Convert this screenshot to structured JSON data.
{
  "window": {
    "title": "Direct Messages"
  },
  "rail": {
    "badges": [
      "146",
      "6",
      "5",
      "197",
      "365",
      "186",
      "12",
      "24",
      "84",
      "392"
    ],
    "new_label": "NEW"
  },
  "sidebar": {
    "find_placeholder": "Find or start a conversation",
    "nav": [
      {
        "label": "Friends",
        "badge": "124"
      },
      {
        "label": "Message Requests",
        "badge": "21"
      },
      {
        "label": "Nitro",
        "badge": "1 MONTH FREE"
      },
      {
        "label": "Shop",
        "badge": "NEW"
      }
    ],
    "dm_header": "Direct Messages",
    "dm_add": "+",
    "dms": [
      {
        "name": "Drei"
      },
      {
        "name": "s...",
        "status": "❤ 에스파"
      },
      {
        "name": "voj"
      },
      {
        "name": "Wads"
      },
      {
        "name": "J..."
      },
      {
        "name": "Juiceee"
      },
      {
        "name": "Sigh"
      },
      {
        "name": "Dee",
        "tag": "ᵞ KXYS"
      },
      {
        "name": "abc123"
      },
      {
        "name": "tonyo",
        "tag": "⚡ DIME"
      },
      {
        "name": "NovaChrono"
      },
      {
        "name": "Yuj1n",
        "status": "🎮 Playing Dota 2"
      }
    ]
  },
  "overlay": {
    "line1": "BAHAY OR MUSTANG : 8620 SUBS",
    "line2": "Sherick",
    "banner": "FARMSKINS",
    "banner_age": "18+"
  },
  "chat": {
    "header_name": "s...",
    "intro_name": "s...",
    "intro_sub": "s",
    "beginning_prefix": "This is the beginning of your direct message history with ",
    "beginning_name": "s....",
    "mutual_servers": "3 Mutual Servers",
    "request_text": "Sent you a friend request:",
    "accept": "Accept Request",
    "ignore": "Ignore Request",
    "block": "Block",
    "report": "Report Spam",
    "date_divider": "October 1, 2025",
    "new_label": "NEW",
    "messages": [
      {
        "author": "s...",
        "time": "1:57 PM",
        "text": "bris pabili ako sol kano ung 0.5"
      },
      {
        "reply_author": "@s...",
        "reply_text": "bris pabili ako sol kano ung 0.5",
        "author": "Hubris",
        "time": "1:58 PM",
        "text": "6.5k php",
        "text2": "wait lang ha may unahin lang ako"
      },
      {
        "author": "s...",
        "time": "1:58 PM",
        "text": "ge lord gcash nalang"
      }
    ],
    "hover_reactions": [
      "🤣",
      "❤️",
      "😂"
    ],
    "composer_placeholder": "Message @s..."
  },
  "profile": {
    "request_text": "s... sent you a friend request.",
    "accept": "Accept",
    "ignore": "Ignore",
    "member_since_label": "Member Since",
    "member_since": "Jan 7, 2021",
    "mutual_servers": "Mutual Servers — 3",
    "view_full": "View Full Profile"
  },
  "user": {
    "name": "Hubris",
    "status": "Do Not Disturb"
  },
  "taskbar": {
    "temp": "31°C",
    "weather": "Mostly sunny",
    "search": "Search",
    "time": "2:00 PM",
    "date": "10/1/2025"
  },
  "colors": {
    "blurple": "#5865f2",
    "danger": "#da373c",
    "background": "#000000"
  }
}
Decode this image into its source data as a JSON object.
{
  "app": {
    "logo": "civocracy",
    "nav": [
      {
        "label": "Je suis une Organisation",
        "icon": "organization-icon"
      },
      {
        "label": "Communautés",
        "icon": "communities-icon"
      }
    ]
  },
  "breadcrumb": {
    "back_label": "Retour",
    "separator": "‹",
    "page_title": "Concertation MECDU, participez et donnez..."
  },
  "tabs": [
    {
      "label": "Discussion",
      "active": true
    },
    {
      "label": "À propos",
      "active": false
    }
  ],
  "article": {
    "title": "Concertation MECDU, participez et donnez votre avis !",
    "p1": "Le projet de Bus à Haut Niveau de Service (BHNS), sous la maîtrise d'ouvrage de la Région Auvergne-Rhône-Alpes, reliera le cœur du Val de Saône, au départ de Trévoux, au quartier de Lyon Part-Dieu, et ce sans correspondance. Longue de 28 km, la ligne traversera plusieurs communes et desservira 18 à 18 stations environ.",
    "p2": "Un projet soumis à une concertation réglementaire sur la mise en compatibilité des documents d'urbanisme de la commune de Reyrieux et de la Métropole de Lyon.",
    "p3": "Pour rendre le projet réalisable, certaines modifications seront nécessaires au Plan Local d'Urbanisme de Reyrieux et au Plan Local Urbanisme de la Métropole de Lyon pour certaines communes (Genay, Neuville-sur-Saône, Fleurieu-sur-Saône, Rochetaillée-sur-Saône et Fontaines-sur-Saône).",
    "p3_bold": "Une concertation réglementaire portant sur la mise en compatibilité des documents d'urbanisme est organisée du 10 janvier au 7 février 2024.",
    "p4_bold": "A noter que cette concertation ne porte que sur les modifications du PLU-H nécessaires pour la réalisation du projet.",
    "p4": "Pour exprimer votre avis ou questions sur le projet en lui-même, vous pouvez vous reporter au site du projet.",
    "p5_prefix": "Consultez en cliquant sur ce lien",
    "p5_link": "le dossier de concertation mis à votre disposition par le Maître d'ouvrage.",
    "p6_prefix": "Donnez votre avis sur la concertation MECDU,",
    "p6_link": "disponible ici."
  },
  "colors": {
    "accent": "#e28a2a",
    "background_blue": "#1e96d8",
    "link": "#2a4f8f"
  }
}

..........

§ DIRECTIVE
Pick out every line above that holds the word "compatibilité" and copy it.

§ EXERCISE ANSWER
    "p2": "Un projet soumis à une concertation réglementaire sur la mise en compatibilité des documents d'urbanisme de la commune de Reyrieux et de la Métropole de Lyon.",
    "p3_bold": "Une concertation réglementaire portant sur la mise en compatibilité des documents d'urbanisme est organisée du 10 janvier au 7 février 2024.",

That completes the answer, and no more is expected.